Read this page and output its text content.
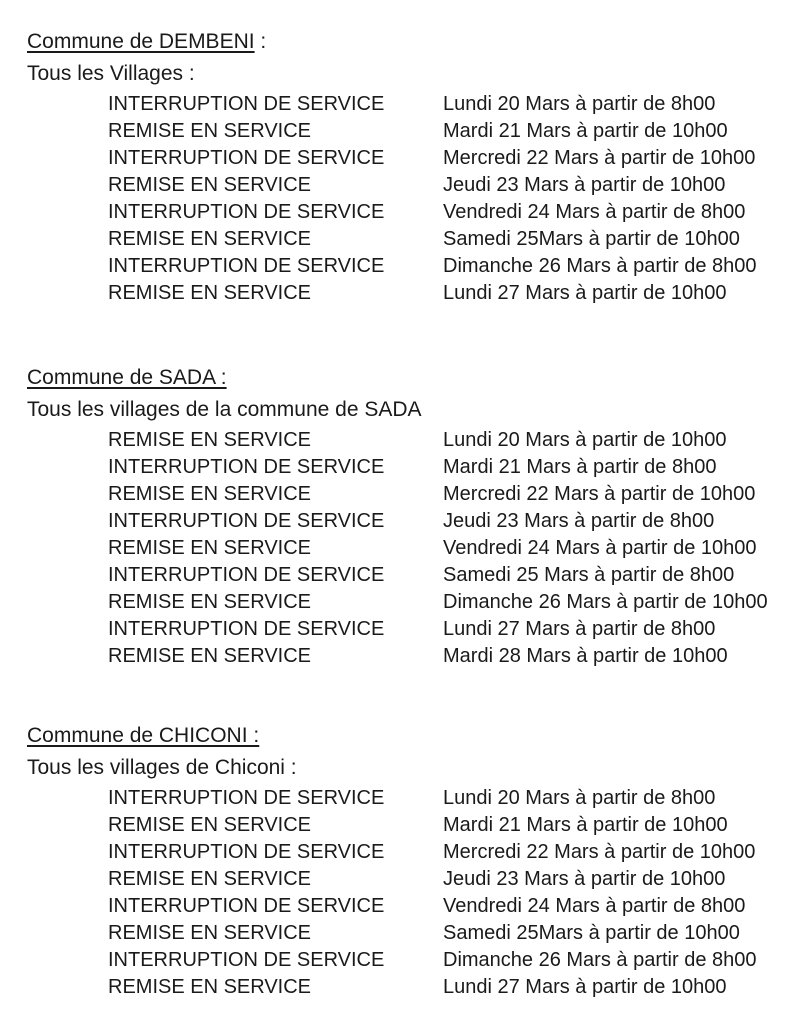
Commune de DEMBENI :

Tous les Villages :

INTERRUPTION DE SERVICE	Lundi 20 Mars à partir de 8h00
REMISE EN SERVICE	Mardi 21 Mars à partir de 10h00
INTERRUPTION DE SERVICE	Mercredi 22 Mars à partir de 10h00
REMISE EN SERVICE	Jeudi 23 Mars à partir de 10h00
INTERRUPTION DE SERVICE	Vendredi 24 Mars à partir de 8h00
REMISE EN SERVICE	Samedi 25Mars à partir de 10h00
INTERRUPTION DE SERVICE	Dimanche 26 Mars à partir de 8h00
REMISE EN SERVICE	Lundi 27 Mars à partir de 10h00
Commune de SADA :

Tous les villages de la commune de SADA

REMISE EN SERVICE	Lundi 20 Mars à partir de 10h00
INTERRUPTION DE SERVICE	Mardi 21 Mars à partir de 8h00
REMISE EN SERVICE	Mercredi 22 Mars à partir de 10h00
INTERRUPTION DE SERVICE	Jeudi 23 Mars à partir de 8h00
REMISE EN SERVICE	Vendredi 24 Mars à partir de 10h00
INTERRUPTION DE SERVICE	Samedi 25 Mars à partir de 8h00
REMISE EN SERVICE	Dimanche 26 Mars à partir de 10h00
INTERRUPTION DE SERVICE	Lundi 27 Mars à partir de 8h00
REMISE EN SERVICE	Mardi 28 Mars à partir de 10h00
Commune de CHICONI :

Tous les villages de Chiconi :

INTERRUPTION DE SERVICE	Lundi 20 Mars à partir de 8h00
REMISE EN SERVICE	Mardi 21 Mars à partir de 10h00
INTERRUPTION DE SERVICE	Mercredi 22 Mars à partir de 10h00
REMISE EN SERVICE	Jeudi 23 Mars à partir de 10h00
INTERRUPTION DE SERVICE	Vendredi 24 Mars à partir de 8h00
REMISE EN SERVICE	Samedi 25Mars à partir de 10h00
INTERRUPTION DE SERVICE	Dimanche 26 Mars à partir de 8h00
REMISE EN SERVICE	Lundi 27 Mars à partir de 10h00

### Exercise details
Every entry above needs to be retyped exactly; drop the pictures.

### Result of the task
Read this page and output its text content.
Commune de DEMBENI :

Tous les Villages :

INTERRUPTION DE SERVICE	Lundi 20 Mars à partir de 8h00
REMISE EN SERVICE	Mardi 21 Mars à partir de 10h00
INTERRUPTION DE SERVICE	Mercredi 22 Mars à partir de 10h00
REMISE EN SERVICE	Jeudi 23 Mars à partir de 10h00
INTERRUPTION DE SERVICE	Vendredi 24 Mars à partir de 8h00
REMISE EN SERVICE	Samedi 25Mars à partir de 10h00
INTERRUPTION DE SERVICE	Dimanche 26 Mars à partir de 8h00
REMISE EN SERVICE	Lundi 27 Mars à partir de 10h00
Commune de SADA :

Tous les villages de la commune de SADA

REMISE EN SERVICE	Lundi 20 Mars à partir de 10h00
INTERRUPTION DE SERVICE	Mardi 21 Mars à partir de 8h00
REMISE EN SERVICE	Mercredi 22 Mars à partir de 10h00
INTERRUPTION DE SERVICE	Jeudi 23 Mars à partir de 8h00
REMISE EN SERVICE	Vendredi 24 Mars à partir de 10h00
INTERRUPTION DE SERVICE	Samedi 25 Mars à partir de 8h00
REMISE EN SERVICE	Dimanche 26 Mars à partir de 10h00
INTERRUPTION DE SERVICE	Lundi 27 Mars à partir de 8h00
REMISE EN SERVICE	Mardi 28 Mars à partir de 10h00
Commune de CHICONI :

Tous les villages de Chiconi :

INTERRUPTION DE SERVICE	Lundi 20 Mars à partir de 8h00
REMISE EN SERVICE	Mardi 21 Mars à partir de 10h00
INTERRUPTION DE SERVICE	Mercredi 22 Mars à partir de 10h00
REMISE EN SERVICE	Jeudi 23 Mars à partir de 10h00
INTERRUPTION DE SERVICE	Vendredi 24 Mars à partir de 8h00
REMISE EN SERVICE	Samedi 25Mars à partir de 10h00
INTERRUPTION DE SERVICE	Dimanche 26 Mars à partir de 8h00
REMISE EN SERVICE	Lundi 27 Mars à partir de 10h00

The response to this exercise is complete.